_OBJECTIVE:_ Report how many lines below contain the word "Objekte". Give only the number.

_INPUT DATA:_

--- Begin ---

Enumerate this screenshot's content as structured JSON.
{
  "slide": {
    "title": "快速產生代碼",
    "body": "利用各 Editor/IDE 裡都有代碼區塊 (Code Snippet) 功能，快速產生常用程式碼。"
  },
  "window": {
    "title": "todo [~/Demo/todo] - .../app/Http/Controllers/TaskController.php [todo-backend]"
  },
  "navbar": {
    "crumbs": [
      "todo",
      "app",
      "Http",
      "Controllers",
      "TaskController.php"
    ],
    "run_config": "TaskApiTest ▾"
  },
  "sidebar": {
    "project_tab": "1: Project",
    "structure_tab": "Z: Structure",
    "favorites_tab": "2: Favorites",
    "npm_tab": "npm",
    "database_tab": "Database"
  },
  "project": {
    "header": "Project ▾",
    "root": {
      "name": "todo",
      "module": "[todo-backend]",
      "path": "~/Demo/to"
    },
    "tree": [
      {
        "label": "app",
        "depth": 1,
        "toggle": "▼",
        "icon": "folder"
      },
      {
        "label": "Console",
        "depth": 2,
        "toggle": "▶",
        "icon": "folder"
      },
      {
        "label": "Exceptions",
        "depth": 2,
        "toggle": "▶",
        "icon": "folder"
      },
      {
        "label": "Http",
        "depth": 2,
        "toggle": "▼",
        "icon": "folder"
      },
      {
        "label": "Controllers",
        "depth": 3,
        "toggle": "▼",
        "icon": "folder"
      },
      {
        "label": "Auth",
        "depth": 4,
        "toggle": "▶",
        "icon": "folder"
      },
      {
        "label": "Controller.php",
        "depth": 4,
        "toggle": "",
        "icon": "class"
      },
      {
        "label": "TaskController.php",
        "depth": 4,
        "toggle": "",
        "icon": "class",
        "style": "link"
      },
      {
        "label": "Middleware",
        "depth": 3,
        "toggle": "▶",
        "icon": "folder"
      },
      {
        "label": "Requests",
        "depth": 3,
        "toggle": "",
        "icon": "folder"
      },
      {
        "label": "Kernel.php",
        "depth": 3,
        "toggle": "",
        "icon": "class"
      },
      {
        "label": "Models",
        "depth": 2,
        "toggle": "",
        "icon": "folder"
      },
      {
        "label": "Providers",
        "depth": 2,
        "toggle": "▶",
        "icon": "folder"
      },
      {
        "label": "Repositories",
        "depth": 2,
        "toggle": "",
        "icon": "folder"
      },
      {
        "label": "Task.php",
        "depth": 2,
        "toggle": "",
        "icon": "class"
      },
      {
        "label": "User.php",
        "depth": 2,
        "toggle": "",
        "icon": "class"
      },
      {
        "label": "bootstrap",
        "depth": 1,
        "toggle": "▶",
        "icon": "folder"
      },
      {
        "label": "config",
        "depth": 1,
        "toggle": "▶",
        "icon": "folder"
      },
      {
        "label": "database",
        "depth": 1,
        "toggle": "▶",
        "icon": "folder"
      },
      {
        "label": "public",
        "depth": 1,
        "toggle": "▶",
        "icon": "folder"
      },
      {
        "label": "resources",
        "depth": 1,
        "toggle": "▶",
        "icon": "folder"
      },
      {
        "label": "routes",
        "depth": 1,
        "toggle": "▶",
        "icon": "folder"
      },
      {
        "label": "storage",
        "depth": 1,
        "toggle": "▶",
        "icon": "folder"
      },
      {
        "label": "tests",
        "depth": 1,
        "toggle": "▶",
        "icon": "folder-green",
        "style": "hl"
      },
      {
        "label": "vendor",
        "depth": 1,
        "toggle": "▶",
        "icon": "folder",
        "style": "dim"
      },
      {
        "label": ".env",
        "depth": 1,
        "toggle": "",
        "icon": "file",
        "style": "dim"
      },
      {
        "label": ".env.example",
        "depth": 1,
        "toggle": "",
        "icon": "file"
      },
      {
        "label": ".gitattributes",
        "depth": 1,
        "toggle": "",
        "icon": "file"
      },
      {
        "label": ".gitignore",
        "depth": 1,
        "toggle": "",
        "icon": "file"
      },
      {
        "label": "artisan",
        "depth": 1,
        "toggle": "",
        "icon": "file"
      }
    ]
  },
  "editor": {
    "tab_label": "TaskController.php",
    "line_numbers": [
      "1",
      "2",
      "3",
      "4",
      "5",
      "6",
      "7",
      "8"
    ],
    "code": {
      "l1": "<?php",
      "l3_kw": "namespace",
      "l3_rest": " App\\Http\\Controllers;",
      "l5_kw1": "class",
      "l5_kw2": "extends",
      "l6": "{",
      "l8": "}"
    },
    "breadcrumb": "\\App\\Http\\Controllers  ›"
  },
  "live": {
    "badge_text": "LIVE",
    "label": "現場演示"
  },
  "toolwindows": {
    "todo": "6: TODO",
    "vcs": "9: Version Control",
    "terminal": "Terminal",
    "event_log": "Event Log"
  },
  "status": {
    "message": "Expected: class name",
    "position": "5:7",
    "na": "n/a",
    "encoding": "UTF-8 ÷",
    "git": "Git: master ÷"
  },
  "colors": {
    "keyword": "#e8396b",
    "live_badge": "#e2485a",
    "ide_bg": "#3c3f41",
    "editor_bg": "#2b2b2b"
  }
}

--- End ---
--- Begin ---

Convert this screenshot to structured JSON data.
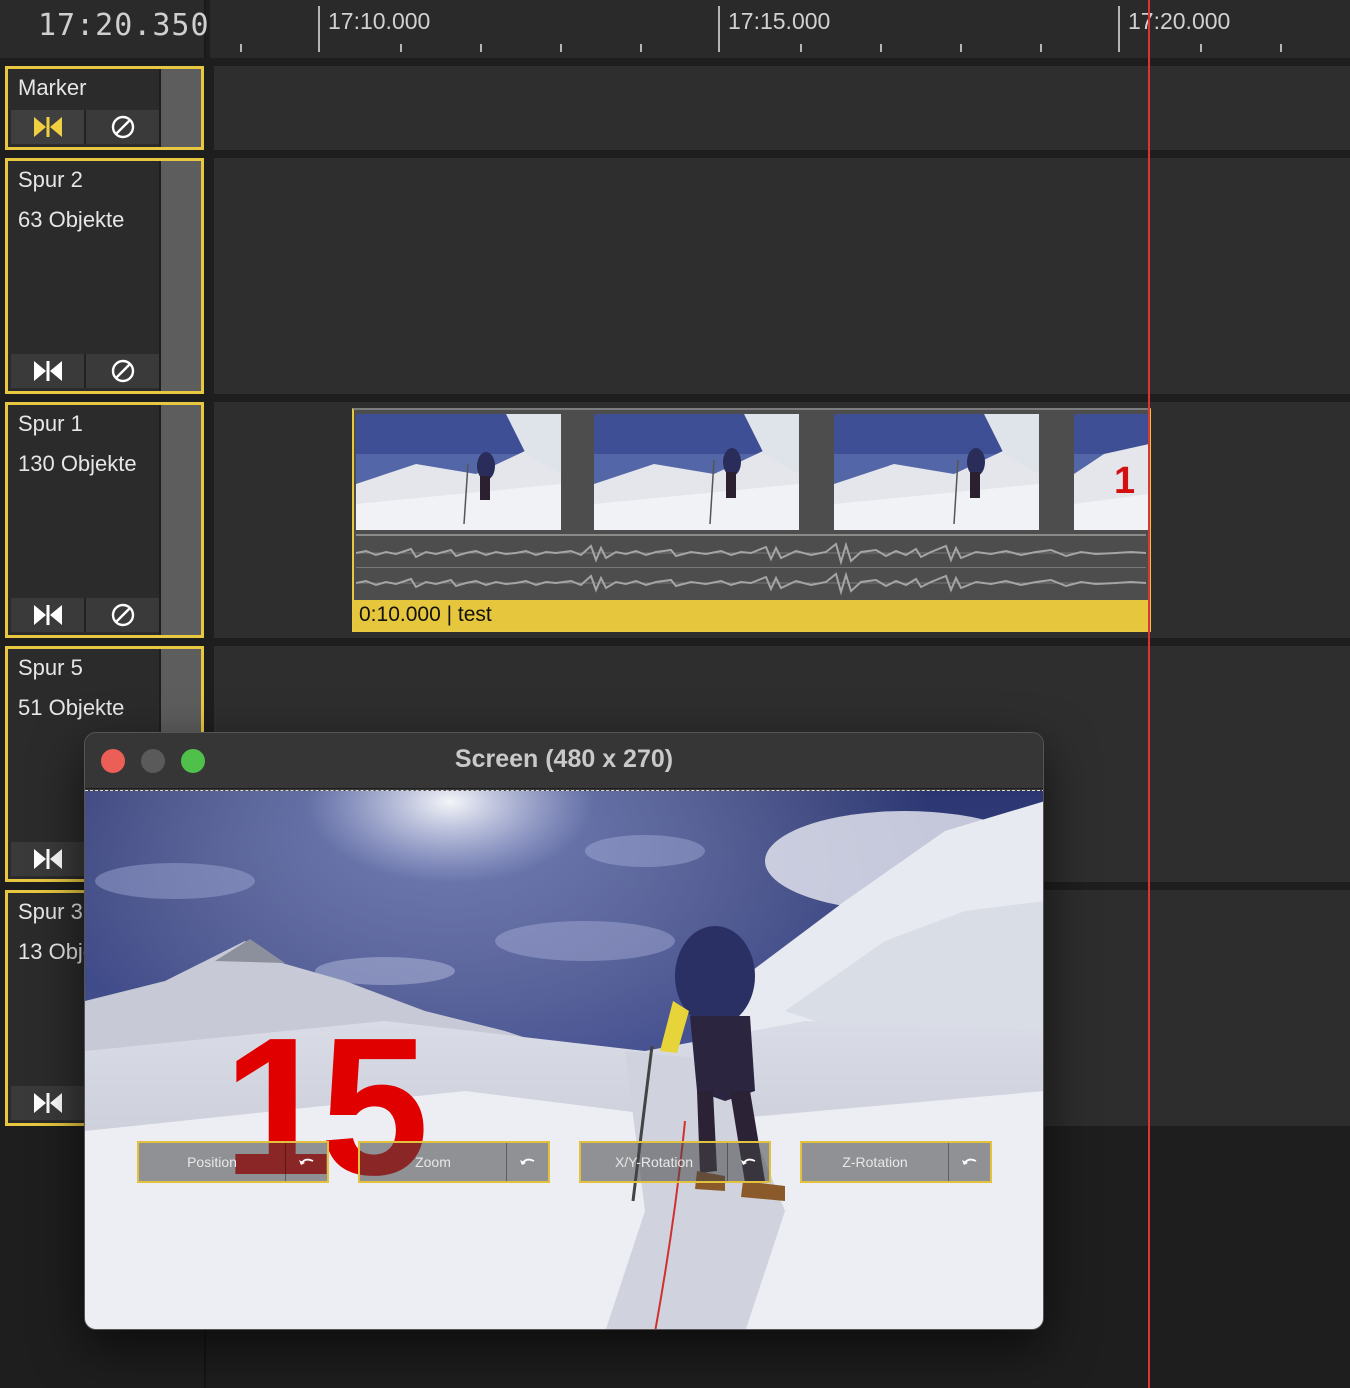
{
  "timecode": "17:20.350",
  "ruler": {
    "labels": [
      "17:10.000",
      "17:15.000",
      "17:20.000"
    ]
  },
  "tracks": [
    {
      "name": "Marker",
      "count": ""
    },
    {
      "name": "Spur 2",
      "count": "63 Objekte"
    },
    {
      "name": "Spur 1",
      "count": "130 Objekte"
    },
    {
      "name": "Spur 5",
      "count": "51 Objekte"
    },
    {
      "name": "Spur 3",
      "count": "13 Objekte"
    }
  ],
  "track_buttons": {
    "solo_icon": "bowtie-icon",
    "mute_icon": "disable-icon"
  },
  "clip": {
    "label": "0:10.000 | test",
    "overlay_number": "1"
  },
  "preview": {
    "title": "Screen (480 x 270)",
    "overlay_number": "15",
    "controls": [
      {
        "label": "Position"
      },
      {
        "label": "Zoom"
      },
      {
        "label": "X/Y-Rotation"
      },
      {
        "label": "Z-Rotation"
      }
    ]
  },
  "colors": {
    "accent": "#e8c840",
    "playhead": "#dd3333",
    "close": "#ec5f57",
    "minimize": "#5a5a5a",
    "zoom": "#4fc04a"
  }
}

--- End ---

_TASK SOLUTION:_ 4